Directive: All of the records below should be output exactly.

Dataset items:
▬▬▬▬▬▬

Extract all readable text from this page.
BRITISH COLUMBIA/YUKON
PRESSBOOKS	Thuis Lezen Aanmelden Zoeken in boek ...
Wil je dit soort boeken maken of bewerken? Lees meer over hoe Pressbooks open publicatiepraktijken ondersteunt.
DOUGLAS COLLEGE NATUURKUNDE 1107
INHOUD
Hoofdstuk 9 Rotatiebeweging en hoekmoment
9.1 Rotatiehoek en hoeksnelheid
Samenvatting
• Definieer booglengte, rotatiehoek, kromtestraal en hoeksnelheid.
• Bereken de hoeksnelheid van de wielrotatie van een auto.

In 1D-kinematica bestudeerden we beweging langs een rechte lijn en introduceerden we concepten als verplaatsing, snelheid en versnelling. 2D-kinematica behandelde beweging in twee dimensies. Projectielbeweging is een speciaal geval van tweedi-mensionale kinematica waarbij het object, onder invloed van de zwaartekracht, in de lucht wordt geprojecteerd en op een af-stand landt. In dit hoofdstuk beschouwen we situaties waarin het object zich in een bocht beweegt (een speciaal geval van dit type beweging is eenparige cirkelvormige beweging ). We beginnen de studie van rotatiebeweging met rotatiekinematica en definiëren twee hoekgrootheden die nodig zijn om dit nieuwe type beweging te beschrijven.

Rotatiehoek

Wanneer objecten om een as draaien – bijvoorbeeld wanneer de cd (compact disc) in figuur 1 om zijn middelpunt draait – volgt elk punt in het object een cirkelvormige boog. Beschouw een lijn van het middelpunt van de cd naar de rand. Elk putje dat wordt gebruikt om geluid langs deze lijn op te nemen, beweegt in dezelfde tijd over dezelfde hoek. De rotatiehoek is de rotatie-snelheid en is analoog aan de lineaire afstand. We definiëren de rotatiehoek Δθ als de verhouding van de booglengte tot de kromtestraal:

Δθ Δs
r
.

▬▬▬▬▬▬

Response to this exercise:
Extract all readable text from this page.
BRITISH COLUMBIA/YUKON
PRESSBOOKS	Thuis Lezen Aanmelden Zoeken in boek ...
Wil je dit soort boeken maken of bewerken? Lees meer over hoe Pressbooks open publicatiepraktijken ondersteunt.
DOUGLAS COLLEGE NATUURKUNDE 1107
INHOUD
Hoofdstuk 9 Rotatiebeweging en hoekmoment
9.1 Rotatiehoek en hoeksnelheid
Samenvatting
• Definieer booglengte, rotatiehoek, kromtestraal en hoeksnelheid.
• Bereken de hoeksnelheid van de wielrotatie van een auto.

In 1D-kinematica bestudeerden we beweging langs een rechte lijn en introduceerden we concepten als verplaatsing, snelheid en versnelling. 2D-kinematica behandelde beweging in twee dimensies. Projectielbeweging is een speciaal geval van tweedi-mensionale kinematica waarbij het object, onder invloed van de zwaartekracht, in de lucht wordt geprojecteerd en op een af-stand landt. In dit hoofdstuk beschouwen we situaties waarin het object zich in een bocht beweegt (een speciaal geval van dit type beweging is eenparige cirkelvormige beweging ). We beginnen de studie van rotatiebeweging met rotatiekinematica en definiëren twee hoekgrootheden die nodig zijn om dit nieuwe type beweging te beschrijven.

Rotatiehoek

Wanneer objecten om een as draaien – bijvoorbeeld wanneer de cd (compact disc) in figuur 1 om zijn middelpunt draait – volgt elk punt in het object een cirkelvormige boog. Beschouw een lijn van het middelpunt van de cd naar de rand. Elk putje dat wordt gebruikt om geluid langs deze lijn op te nemen, beweegt in dezelfde tijd over dezelfde hoek. De rotatiehoek is de rotatie-snelheid en is analoog aan de lineaire afstand. We definiëren de rotatiehoek Δθ als de verhouding van de booglengte tot de kromtestraal:

Δθ Δs
r
.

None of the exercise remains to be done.